Every record should be repeated exactly, except that pictures are left out.

************

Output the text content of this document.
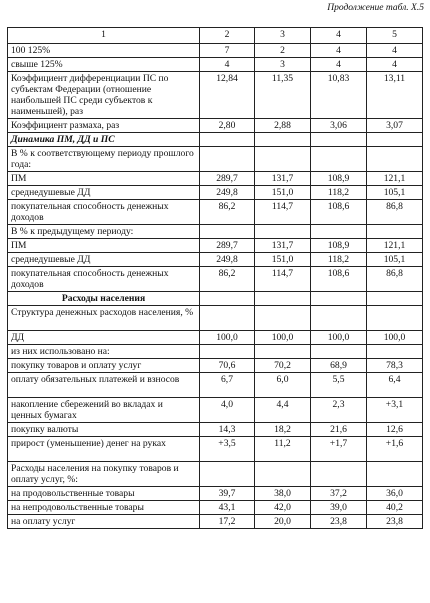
Продолжение табл. X.5
1	2	3	4	5
100 125%	7	2	4	4
свыше 125%	4	3	4	4
Коэффициент дифференциации ПС по субъектам Федерации (отношение наибольшей ПС среди субъектов к наименьшей), раз	12,84	11,35	10,83	13,11
Коэффициент размаха, раз	2,80	2,88	3,06	3,07
Динамика ПМ, ДД и ПС				
В % к соответствующему периоду прошлого года:				
ПМ	289,7	131,7	108,9	121,1
среднедушевые ДД	249,8	151,0	118,2	105,1
покупательная способность денежных доходов	86,2	114,7	108,6	86,8
В % к предыдущему периоду:				
ПМ	289,7	131,7	108,9	121,1
среднедушевые ДД	249,8	151,0	118,2	105,1
покупательная способность денежных доходов	86,2	114,7	108,6	86,8
Расходы населения				
Структура денежных расходов населения, %				
ДД	100,0	100,0	100,0	100,0
из них использовано на:				
покупку товаров и оплату услуг	70,6	70,2	68,9	78,3
оплату обязательных платежей и взносов	6,7	6,0	5,5	6,4
накопление сбережений во вкладах и ценных бумагах	4,0	4,4	2,3	+3,1
покупку валюты	14,3	18,2	21,6	12,6
прирост (уменьшение) денег на руках	+3,5	11,2	+1,7	+1,6
Расходы населения на покупку товаров и оплату услуг, %:				
на продовольственные товары	39,7	38,0	37,2	36,0
на непродовольственные товары	43,1	42,0	39,0	40,2
на оплату услуг	17,2	20,0	23,8	23,8
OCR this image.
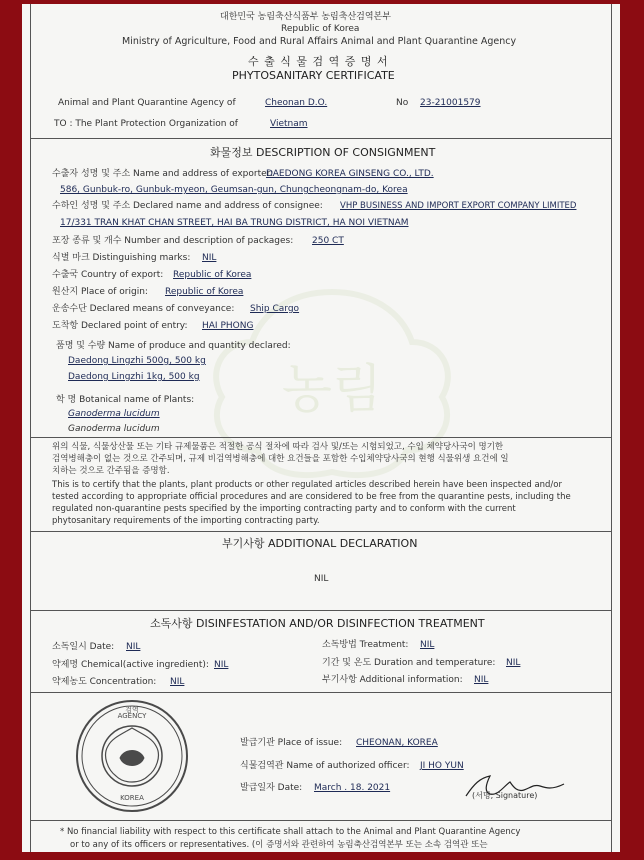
농림
대한민국 농림축산식품부 농림축산검역본부
Republic of Korea
Ministry of Agriculture, Food and Rural Affairs Animal and Plant Quarantine Agency
수 출 식 물 검 역 증 명 서
PHYTOSANITARY CERTIFICATE
Animal and Plant Quarantine Agency of	Cheonan D.O.	No 23-21001579
TO : The Plant Protection Organization of	Vietnam
화물정보 DESCRIPTION OF CONSIGNMENT
수출자 성명 및 주소 Name and address of exporter:
DAEDONG KOREA GINSENG CO., LTD.
586, Gunbuk-ro, Gunbuk-myeon, Geumsan-gun, Chungcheongnam-do, Korea
수하인 성명 및 주소 Declared name and address of consignee: VHP BUSINESS AND IMPORT EXPORT COMPANY LIMITED
17/331 TRAN KHAT CHAN STREET, HAI BA TRUNG DISTRICT, HA NOI VIETNAM
포장 종류 및 개수 Number and description of packages: 250 CT
식별 마크 Distinguishing marks: NIL
수출국 Country of export: Republic of Korea
원산지 Place of origin: Republic of Korea
운송수단 Declared means of conveyance: Ship Cargo
도착항 Declared point of entry: HAI PHONG
품명 및 수량 Name of produce and quantity declared:
Daedong Lingzhi 500g, 500 kg
Daedong Lingzhi 1kg, 500 kg
학 명 Botanical name of Plants:
Ganoderma lucidum
Ganoderma lucidum
위의 식물, 식물상산물 또는 기타 규제물품은 적절한 공식 절차에 따라 검사 및/또는 시험되었고, 수입 체약당사국이 명기한
검역병해충이 없는 것으로 간주되며, 규제 비검역병해충에 대한 요건들을 포함한 수입체약당사국의 현행 식물위생 요건에 일
치하는 것으로 간주됨을 증명함.
This is to certify that the plants, plant products or other regulated articles described herein have been inspected and/or
tested according to appropriate official procedures and are considered to be free from the quarantine pests, including the
regulated non-quarantine pests specified by the importing contracting party and to conform with the current
phytosanitary requirements of the importing contracting party.
부기사항 ADDITIONAL DECLARATION
NIL
소독사항 DISINFESTATION AND/OR DISINFECTION TREATMENT
소독일시 Date: NIL	소독방법 Treatment: NIL
약제명 Chemical(active ingredient): NIL	기간 및 온도 Duration and temperature: NIL
약제농도 Concentration: NIL	부기사항 Additional information: NIL
AGENCY
검역
KOREA
발급기관 Place of issue: CHEONAN, KOREA
식물검역관 Name of authorized officer: JI HO YUN
발급일자 Date: March . 18. 2021
(서명, Signature)
* No financial liability with respect to this certificate shall attach to the Animal and Plant Quarantine Agency
or to any of its officers or representatives. (이 증명서와 관련하여 농림축산검역본부 또는 소속 검역관 또는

************

■ Output below ■
Output the text content of this document.
Продолжение табл. X.5
1	2	3	4	5
100 125%	7	2	4	4
свыше 125%	4	3	4	4
Коэффициент дифференциации ПС по субъектам Федерации (отношение наибольшей ПС среди субъектов к наименьшей), раз	12,84	11,35	10,83	13,11
Коэффициент размаха, раз	2,80	2,88	3,06	3,07
Динамика ПМ, ДД и ПС				
В % к соответствующему периоду прошлого года:				
ПМ	289,7	131,7	108,9	121,1
среднедушевые ДД	249,8	151,0	118,2	105,1
покупательная способность денежных доходов	86,2	114,7	108,6	86,8
В % к предыдущему периоду:				
ПМ	289,7	131,7	108,9	121,1
среднедушевые ДД	249,8	151,0	118,2	105,1
покупательная способность денежных доходов	86,2	114,7	108,6	86,8
Расходы населения				
Структура денежных расходов населения, %				
ДД	100,0	100,0	100,0	100,0
из них использовано на:				
покупку товаров и оплату услуг	70,6	70,2	68,9	78,3
оплату обязательных платежей и взносов	6,7	6,0	5,5	6,4
накопление сбережений во вкладах и ценных бумагах	4,0	4,4	2,3	+3,1
покупку валюты	14,3	18,2	21,6	12,6
прирост (уменьшение) денег на руках	+3,5	11,2	+1,7	+1,6
Расходы населения на покупку товаров и оплату услуг, %:				
на продовольственные товары	39,7	38,0	37,2	36,0
на непродовольственные товары	43,1	42,0	39,0	40,2
на оплату услуг	17,2	20,0	23,8	23,8
OCR this image.
농림
대한민국 농림축산식품부 농림축산검역본부
Republic of Korea
Ministry of Agriculture, Food and Rural Affairs Animal and Plant Quarantine Agency
수 출 식 물 검 역 증 명 서
PHYTOSANITARY CERTIFICATE
Animal and Plant Quarantine Agency of	Cheonan D.O.	No 23-21001579
TO : The Plant Protection Organization of	Vietnam
화물정보 DESCRIPTION OF CONSIGNMENT
수출자 성명 및 주소 Name and address of exporter:
DAEDONG KOREA GINSENG CO., LTD.
586, Gunbuk-ro, Gunbuk-myeon, Geumsan-gun, Chungcheongnam-do, Korea
수하인 성명 및 주소 Declared name and address of consignee: VHP BUSINESS AND IMPORT EXPORT COMPANY LIMITED
17/331 TRAN KHAT CHAN STREET, HAI BA TRUNG DISTRICT, HA NOI VIETNAM
포장 종류 및 개수 Number and description of packages: 250 CT
식별 마크 Distinguishing marks: NIL
수출국 Country of export: Republic of Korea
원산지 Place of origin: Republic of Korea
운송수단 Declared means of conveyance: Ship Cargo
도착항 Declared point of entry: HAI PHONG
품명 및 수량 Name of produce and quantity declared:
Daedong Lingzhi 500g, 500 kg
Daedong Lingzhi 1kg, 500 kg
학 명 Botanical name of Plants:
Ganoderma lucidum
Ganoderma lucidum
위의 식물, 식물상산물 또는 기타 규제물품은 적절한 공식 절차에 따라 검사 및/또는 시험되었고, 수입 체약당사국이 명기한
검역병해충이 없는 것으로 간주되며, 규제 비검역병해충에 대한 요건들을 포함한 수입체약당사국의 현행 식물위생 요건에 일
치하는 것으로 간주됨을 증명함.
This is to certify that the plants, plant products or other regulated articles described herein have been inspected and/or
tested according to appropriate official procedures and are considered to be free from the quarantine pests, including the
regulated non-quarantine pests specified by the importing contracting party and to conform with the current
phytosanitary requirements of the importing contracting party.
부기사항 ADDITIONAL DECLARATION
NIL
소독사항 DISINFESTATION AND/OR DISINFECTION TREATMENT
소독일시 Date: NIL	소독방법 Treatment: NIL
약제명 Chemical(active ingredient): NIL	기간 및 온도 Duration and temperature: NIL
약제농도 Concentration: NIL	부기사항 Additional information: NIL
AGENCY
검역
KOREA
발급기관 Place of issue: CHEONAN, KOREA
식물검역관 Name of authorized officer: JI HO YUN
발급일자 Date: March . 18. 2021
(서명, Signature)
* No financial liability with respect to this certificate shall attach to the Animal and Plant Quarantine Agency
or to any of its officers or representatives. (이 증명서와 관련하여 농림축산검역본부 또는 소속 검역관 또는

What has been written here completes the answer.